◆ Short problem: Copy each line in which the string "JSON" occurs.

####

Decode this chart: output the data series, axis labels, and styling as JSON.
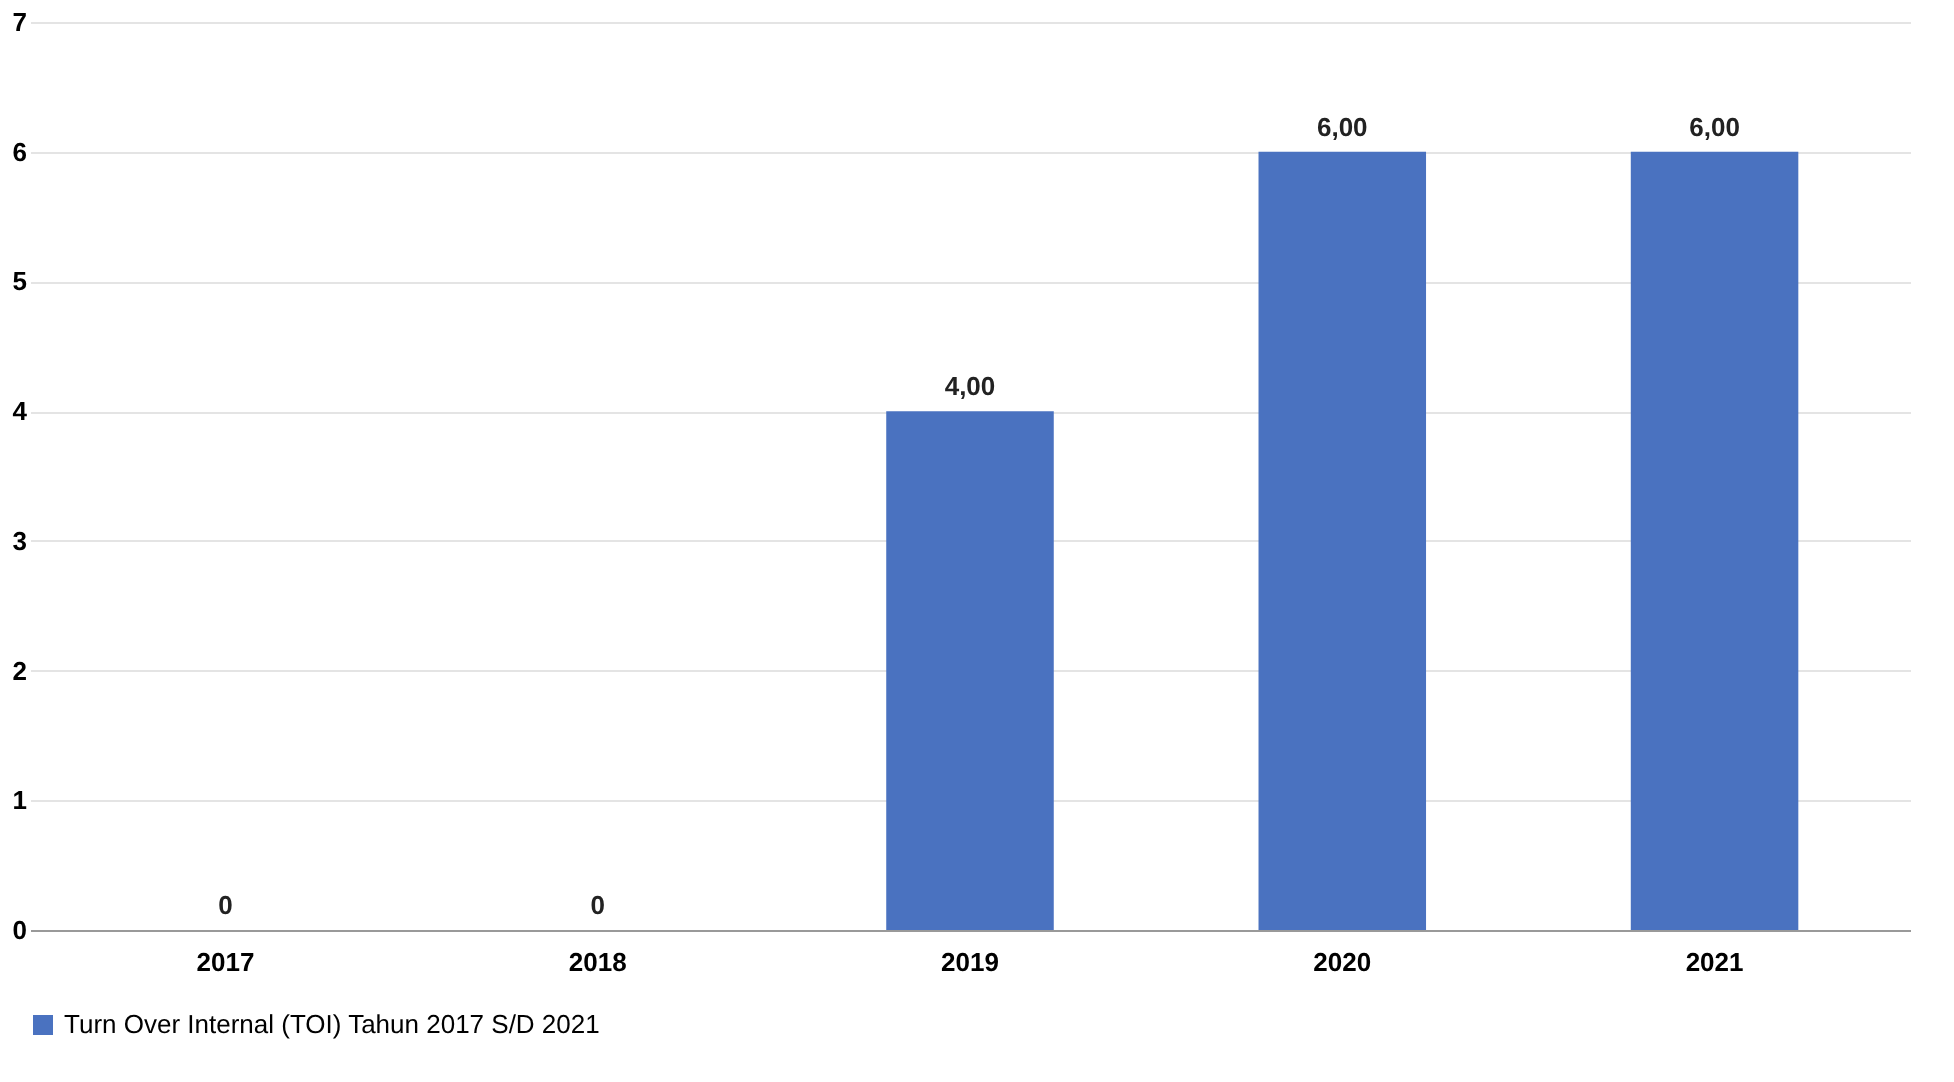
{
  "chart_data": {
    "type": "bar",
    "categories": [
      "2017",
      "2018",
      "2019",
      "2020",
      "2021"
    ],
    "series": [
      {
        "name": "Turn Over Internal (TOI) Tahun 2017 S/D 2021",
        "color": "#4a72c0",
        "values": [
          0,
          0,
          4,
          6,
          6
        ],
        "value_labels": [
          "0",
          "0",
          "4,00",
          "6,00",
          "6,00"
        ]
      }
    ],
    "ylim": [
      0,
      7
    ],
    "yticks": [
      0,
      1,
      2,
      3,
      4,
      5,
      6,
      7
    ],
    "grid": "y",
    "legend": "bottom"
  }
}
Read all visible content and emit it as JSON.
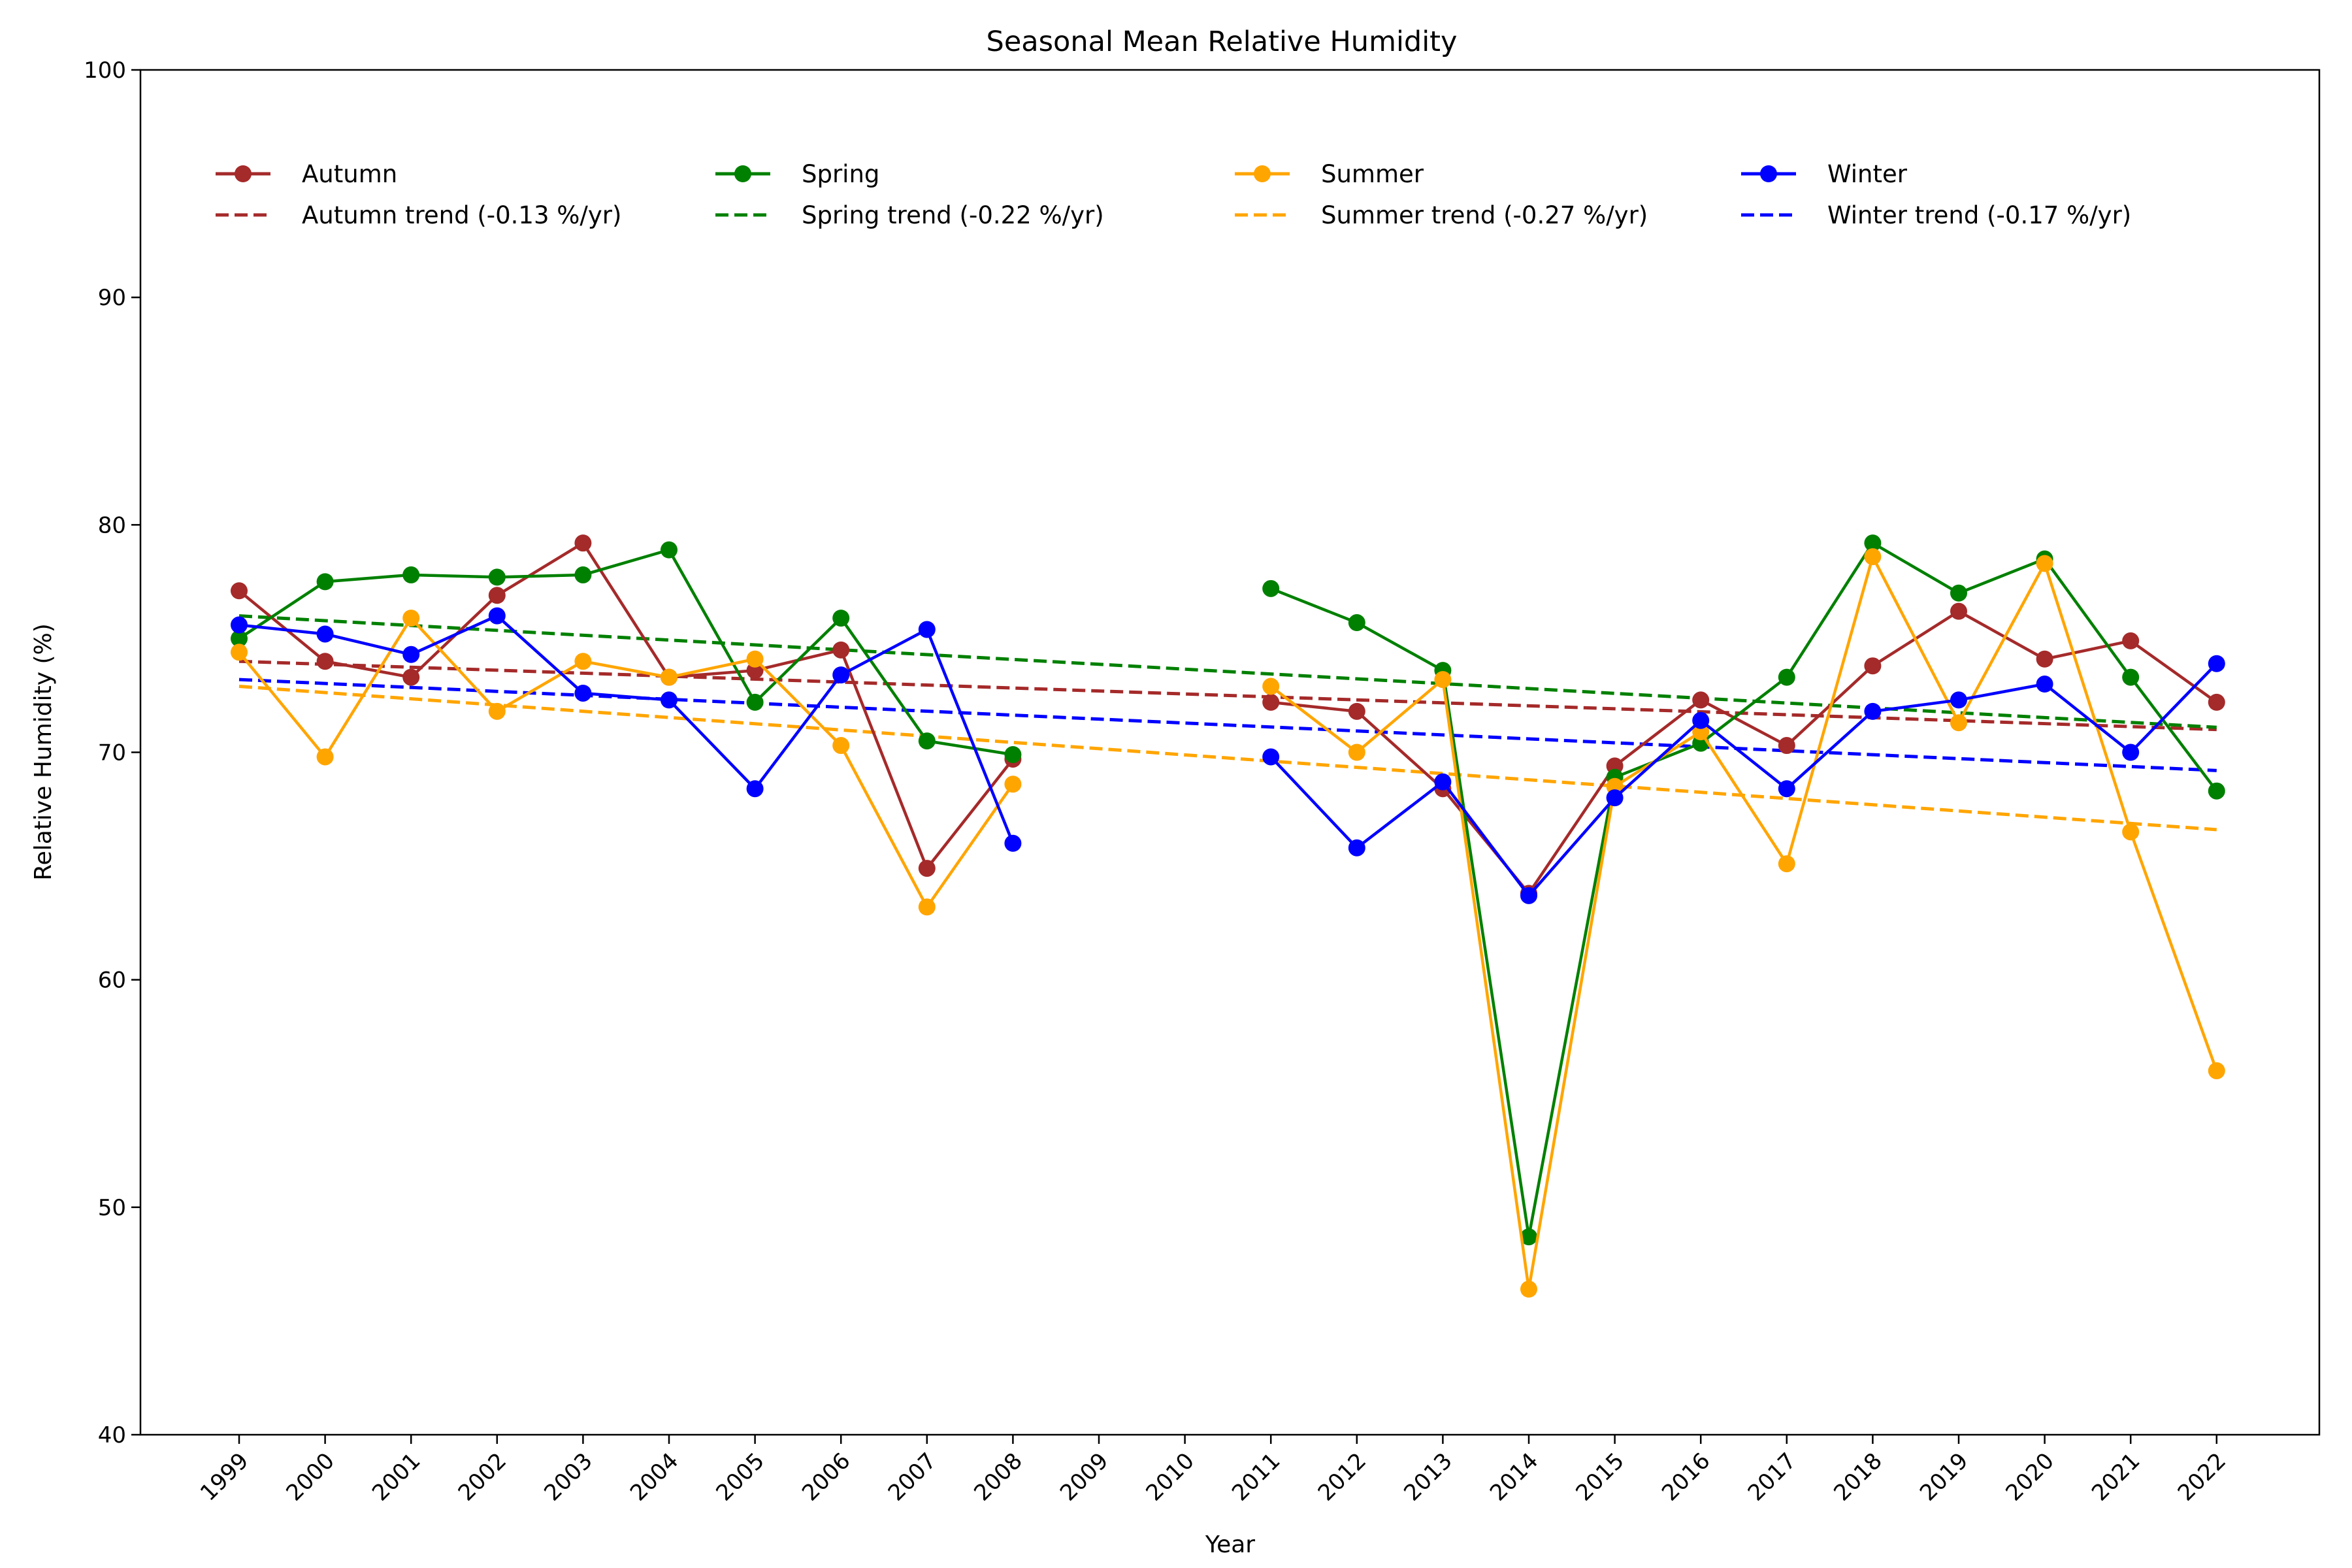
{
  "chart_data": {
    "type": "line",
    "title": "Seasonal Mean Relative Humidity",
    "xlabel": "Year",
    "ylabel": "Relative Humidity (%)",
    "ylim": [
      40,
      100
    ],
    "yticks": [
      40,
      50,
      60,
      70,
      80,
      90,
      100
    ],
    "grid": false,
    "legend_position": "top",
    "categories": [
      "1999",
      "2000",
      "2001",
      "2002",
      "2003",
      "2004",
      "2005",
      "2006",
      "2007",
      "2008",
      "2009",
      "2010",
      "2011",
      "2012",
      "2013",
      "2014",
      "2015",
      "2016",
      "2017",
      "2018",
      "2019",
      "2020",
      "2021",
      "2022"
    ],
    "series": [
      {
        "name": "Autumn",
        "color": "#a52a2a",
        "values": [
          77.1,
          74.0,
          73.3,
          76.9,
          79.2,
          73.3,
          73.6,
          74.5,
          64.9,
          69.7,
          null,
          null,
          72.2,
          71.8,
          68.4,
          63.8,
          69.4,
          72.3,
          70.3,
          73.8,
          76.2,
          74.1,
          74.9,
          72.2
        ]
      },
      {
        "name": "Spring",
        "color": "#008000",
        "values": [
          75.0,
          77.5,
          77.8,
          77.7,
          77.8,
          78.9,
          72.2,
          75.9,
          70.5,
          69.9,
          null,
          null,
          77.2,
          75.7,
          73.6,
          48.7,
          68.9,
          70.4,
          73.3,
          79.2,
          77.0,
          78.5,
          73.3,
          68.3
        ]
      },
      {
        "name": "Summer",
        "color": "#ffa500",
        "values": [
          74.4,
          69.8,
          75.9,
          71.8,
          74.0,
          73.3,
          74.1,
          70.3,
          63.2,
          68.6,
          null,
          null,
          72.9,
          70.0,
          73.2,
          46.4,
          68.5,
          70.9,
          65.1,
          78.6,
          71.3,
          78.3,
          66.5,
          56.0
        ]
      },
      {
        "name": "Winter",
        "color": "#0000ff",
        "values": [
          75.6,
          75.2,
          74.3,
          76.0,
          72.6,
          72.3,
          68.4,
          73.4,
          75.4,
          66.0,
          null,
          null,
          69.8,
          65.8,
          68.7,
          63.7,
          68.0,
          71.4,
          68.4,
          71.8,
          72.3,
          73.0,
          70.0,
          73.9
        ]
      }
    ],
    "trends": [
      {
        "name": "Autumn trend (-0.13 %/yr)",
        "color": "#a52a2a",
        "start": 74.0,
        "end": 71.0
      },
      {
        "name": "Spring trend (-0.22 %/yr)",
        "color": "#008000",
        "start": 76.0,
        "end": 71.1
      },
      {
        "name": "Summer trend (-0.27 %/yr)",
        "color": "#ffa500",
        "start": 72.9,
        "end": 66.6
      },
      {
        "name": "Winter trend (-0.17 %/yr)",
        "color": "#0000ff",
        "start": 73.2,
        "end": 69.2
      }
    ]
  }
}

####

◆ Exercise solution:
Decode this chart: output the data series, axis labels, and styling as JSON.
Read all visible content and emit it as JSON.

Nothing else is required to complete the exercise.